**Record excerpts:**

—————

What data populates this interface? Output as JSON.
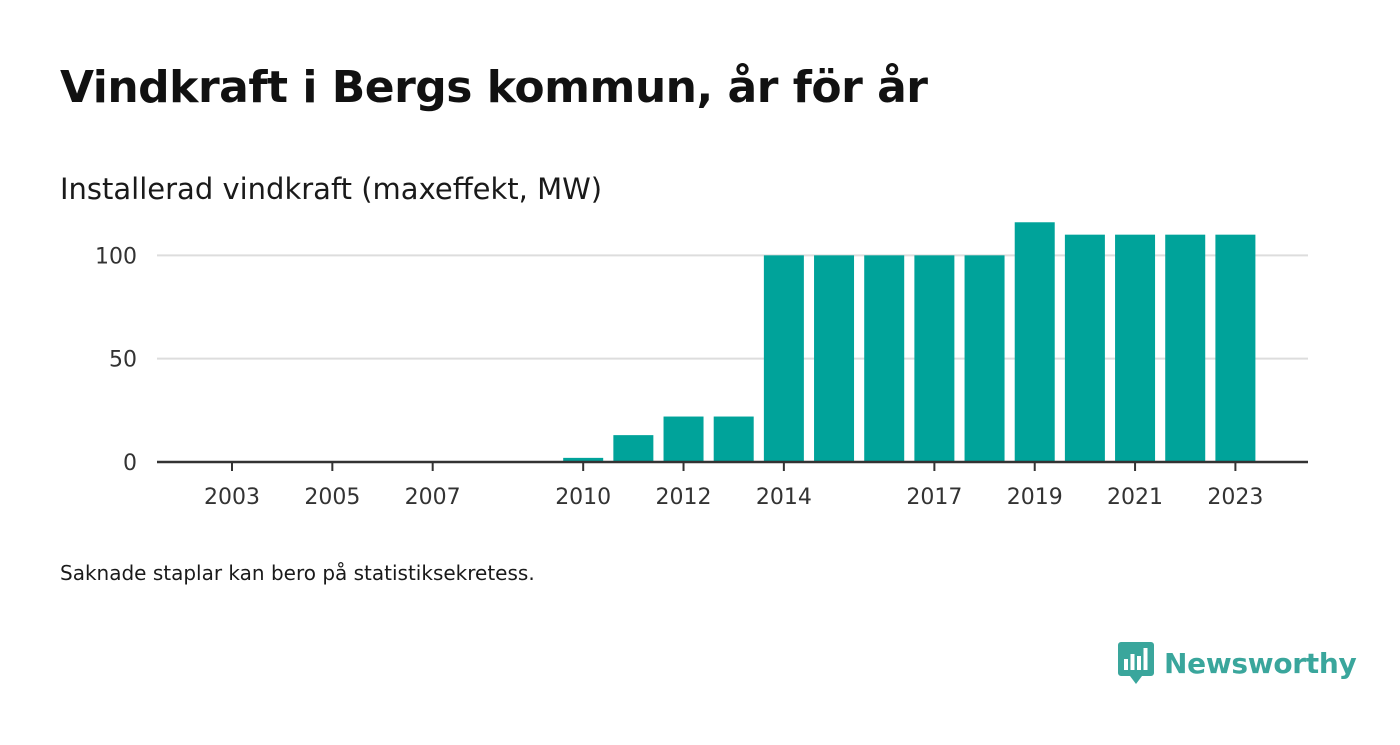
{
  "header": {
    "title": "Vindkraft i Bergs kommun, år för år",
    "subtitle": "Installerad vindkraft (maxeffekt, MW)"
  },
  "footer": {
    "note": "Saknade staplar kan bero på statistiksekretess.",
    "brand": "Newsworthy"
  },
  "colors": {
    "bar": "#00a39a",
    "brand": "#3aa69c",
    "grid": "#dddddd",
    "axis": "#333333"
  },
  "chart_data": {
    "type": "bar",
    "categories": [
      "2003",
      "2004",
      "2005",
      "2006",
      "2007",
      "2008",
      "2009",
      "2010",
      "2011",
      "2012",
      "2013",
      "2014",
      "2015",
      "2016",
      "2017",
      "2018",
      "2019",
      "2020",
      "2021",
      "2022",
      "2023"
    ],
    "values": [
      0,
      0,
      0,
      0,
      0,
      null,
      null,
      2,
      13,
      22,
      22,
      100,
      100,
      100,
      100,
      100,
      116,
      110,
      110,
      110,
      110
    ],
    "x_tick_labels": [
      "2003",
      "2005",
      "2007",
      "2010",
      "2012",
      "2014",
      "2017",
      "2019",
      "2021",
      "2023"
    ],
    "y_ticks": [
      0,
      50,
      100
    ],
    "ylim": [
      0,
      120
    ],
    "grid": true,
    "xlabel": "",
    "ylabel": ""
  }
}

—————

**Required task:**
Exclude the pictures and transcribe all of the entries exactly.

**Exercise response:**
What data populates this interface? Output as JSON.
{
  "header": {
    "title": "Vindkraft i Bergs kommun, år för år",
    "subtitle": "Installerad vindkraft (maxeffekt, MW)"
  },
  "footer": {
    "note": "Saknade staplar kan bero på statistiksekretess.",
    "brand": "Newsworthy"
  },
  "colors": {
    "bar": "#00a39a",
    "brand": "#3aa69c",
    "grid": "#dddddd",
    "axis": "#333333"
  },
  "chart_data": {
    "type": "bar",
    "categories": [
      "2003",
      "2004",
      "2005",
      "2006",
      "2007",
      "2008",
      "2009",
      "2010",
      "2011",
      "2012",
      "2013",
      "2014",
      "2015",
      "2016",
      "2017",
      "2018",
      "2019",
      "2020",
      "2021",
      "2022",
      "2023"
    ],
    "values": [
      0,
      0,
      0,
      0,
      0,
      null,
      null,
      2,
      13,
      22,
      22,
      100,
      100,
      100,
      100,
      100,
      116,
      110,
      110,
      110,
      110
    ],
    "x_tick_labels": [
      "2003",
      "2005",
      "2007",
      "2010",
      "2012",
      "2014",
      "2017",
      "2019",
      "2021",
      "2023"
    ],
    "y_ticks": [
      0,
      50,
      100
    ],
    "ylim": [
      0,
      120
    ],
    "grid": true,
    "xlabel": "",
    "ylabel": ""
  }
}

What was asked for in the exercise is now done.